__Instructions for the task__
Copy out each line of the data that holds the word "Bitcoin".

═════ Given records ═════

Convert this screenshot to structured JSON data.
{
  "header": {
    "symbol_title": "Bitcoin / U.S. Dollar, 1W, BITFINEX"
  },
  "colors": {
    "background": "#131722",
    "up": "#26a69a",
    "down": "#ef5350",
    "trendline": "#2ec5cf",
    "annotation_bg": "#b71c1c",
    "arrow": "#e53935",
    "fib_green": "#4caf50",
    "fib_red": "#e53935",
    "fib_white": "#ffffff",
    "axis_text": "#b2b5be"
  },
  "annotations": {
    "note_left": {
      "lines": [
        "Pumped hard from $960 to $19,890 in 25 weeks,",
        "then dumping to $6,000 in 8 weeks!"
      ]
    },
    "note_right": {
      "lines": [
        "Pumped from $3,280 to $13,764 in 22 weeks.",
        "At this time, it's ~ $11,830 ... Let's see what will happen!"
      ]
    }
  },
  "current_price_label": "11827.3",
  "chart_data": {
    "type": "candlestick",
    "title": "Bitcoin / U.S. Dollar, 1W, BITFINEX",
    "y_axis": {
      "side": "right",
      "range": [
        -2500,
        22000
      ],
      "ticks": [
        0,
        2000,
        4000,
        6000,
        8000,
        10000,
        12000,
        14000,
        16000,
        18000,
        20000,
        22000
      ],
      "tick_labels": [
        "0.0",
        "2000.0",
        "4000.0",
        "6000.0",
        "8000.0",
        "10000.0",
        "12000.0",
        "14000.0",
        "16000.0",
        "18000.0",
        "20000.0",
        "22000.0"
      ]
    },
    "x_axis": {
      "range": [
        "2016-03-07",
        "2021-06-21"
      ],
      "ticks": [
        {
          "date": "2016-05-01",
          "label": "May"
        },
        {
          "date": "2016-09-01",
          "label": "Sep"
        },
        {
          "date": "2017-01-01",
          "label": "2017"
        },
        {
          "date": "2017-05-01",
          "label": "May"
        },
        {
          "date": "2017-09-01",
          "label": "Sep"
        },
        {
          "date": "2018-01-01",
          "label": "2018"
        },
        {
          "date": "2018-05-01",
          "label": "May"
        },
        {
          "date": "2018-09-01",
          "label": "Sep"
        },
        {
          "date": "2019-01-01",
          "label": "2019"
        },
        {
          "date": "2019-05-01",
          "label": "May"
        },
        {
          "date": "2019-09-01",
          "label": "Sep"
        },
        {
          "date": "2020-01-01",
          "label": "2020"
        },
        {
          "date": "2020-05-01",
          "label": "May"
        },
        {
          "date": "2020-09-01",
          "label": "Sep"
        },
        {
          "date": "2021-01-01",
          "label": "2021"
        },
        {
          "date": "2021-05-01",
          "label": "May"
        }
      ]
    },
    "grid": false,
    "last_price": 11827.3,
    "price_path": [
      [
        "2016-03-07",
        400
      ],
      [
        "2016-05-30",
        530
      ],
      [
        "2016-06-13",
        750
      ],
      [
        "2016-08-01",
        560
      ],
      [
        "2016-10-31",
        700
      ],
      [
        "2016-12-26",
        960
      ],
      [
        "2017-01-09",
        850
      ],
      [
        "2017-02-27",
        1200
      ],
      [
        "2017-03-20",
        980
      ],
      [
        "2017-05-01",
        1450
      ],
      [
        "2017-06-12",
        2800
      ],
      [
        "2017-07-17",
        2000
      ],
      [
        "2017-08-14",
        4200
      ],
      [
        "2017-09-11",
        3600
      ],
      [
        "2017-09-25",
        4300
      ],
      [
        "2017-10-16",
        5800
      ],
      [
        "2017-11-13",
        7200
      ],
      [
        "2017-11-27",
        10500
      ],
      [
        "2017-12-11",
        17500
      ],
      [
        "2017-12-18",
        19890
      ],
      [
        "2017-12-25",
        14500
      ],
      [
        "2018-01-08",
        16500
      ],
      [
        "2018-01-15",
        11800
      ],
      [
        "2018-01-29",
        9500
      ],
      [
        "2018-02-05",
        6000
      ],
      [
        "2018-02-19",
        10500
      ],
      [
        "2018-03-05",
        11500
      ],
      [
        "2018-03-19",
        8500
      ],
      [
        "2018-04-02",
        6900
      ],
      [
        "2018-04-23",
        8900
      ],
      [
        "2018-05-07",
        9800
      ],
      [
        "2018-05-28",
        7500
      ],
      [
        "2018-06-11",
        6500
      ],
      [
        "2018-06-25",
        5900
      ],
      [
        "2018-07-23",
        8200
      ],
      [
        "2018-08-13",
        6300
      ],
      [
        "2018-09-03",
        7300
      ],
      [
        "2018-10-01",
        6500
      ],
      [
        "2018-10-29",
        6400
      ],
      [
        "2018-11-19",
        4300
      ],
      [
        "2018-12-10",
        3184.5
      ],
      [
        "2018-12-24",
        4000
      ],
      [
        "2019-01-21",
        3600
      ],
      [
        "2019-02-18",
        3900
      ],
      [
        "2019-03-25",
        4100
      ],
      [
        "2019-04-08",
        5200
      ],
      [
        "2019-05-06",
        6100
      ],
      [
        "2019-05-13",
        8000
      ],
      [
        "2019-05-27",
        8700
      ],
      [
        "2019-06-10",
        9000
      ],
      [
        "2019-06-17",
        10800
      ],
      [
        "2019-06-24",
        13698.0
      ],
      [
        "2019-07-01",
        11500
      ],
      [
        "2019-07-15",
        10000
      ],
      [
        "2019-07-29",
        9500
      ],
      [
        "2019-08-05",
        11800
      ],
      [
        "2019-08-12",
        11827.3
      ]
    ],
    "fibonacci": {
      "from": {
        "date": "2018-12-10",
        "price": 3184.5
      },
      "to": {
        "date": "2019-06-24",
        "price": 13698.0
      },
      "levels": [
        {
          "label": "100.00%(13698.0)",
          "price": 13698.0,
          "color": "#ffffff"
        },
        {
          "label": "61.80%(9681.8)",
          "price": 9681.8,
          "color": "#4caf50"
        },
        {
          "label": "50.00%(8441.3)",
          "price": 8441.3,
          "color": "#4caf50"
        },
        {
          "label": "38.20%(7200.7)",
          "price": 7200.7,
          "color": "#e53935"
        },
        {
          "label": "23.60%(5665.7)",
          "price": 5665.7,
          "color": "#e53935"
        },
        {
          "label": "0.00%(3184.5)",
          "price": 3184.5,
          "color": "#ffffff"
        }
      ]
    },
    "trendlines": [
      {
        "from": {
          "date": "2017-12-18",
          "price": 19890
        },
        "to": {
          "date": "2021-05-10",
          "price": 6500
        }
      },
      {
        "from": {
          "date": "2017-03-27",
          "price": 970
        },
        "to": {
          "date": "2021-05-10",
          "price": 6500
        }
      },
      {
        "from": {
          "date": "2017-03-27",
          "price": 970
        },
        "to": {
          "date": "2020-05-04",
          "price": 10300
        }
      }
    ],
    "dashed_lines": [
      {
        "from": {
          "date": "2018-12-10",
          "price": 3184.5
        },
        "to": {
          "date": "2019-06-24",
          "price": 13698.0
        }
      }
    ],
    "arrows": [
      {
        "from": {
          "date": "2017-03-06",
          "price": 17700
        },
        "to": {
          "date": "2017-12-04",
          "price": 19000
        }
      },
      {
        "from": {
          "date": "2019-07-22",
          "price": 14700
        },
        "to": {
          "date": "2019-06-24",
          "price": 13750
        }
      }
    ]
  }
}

═════

__Answer to the task__
    "symbol_title": "Bitcoin / U.S. Dollar, 1W, BITFINEX"
    "title": "Bitcoin / U.S. Dollar, 1W, BITFINEX",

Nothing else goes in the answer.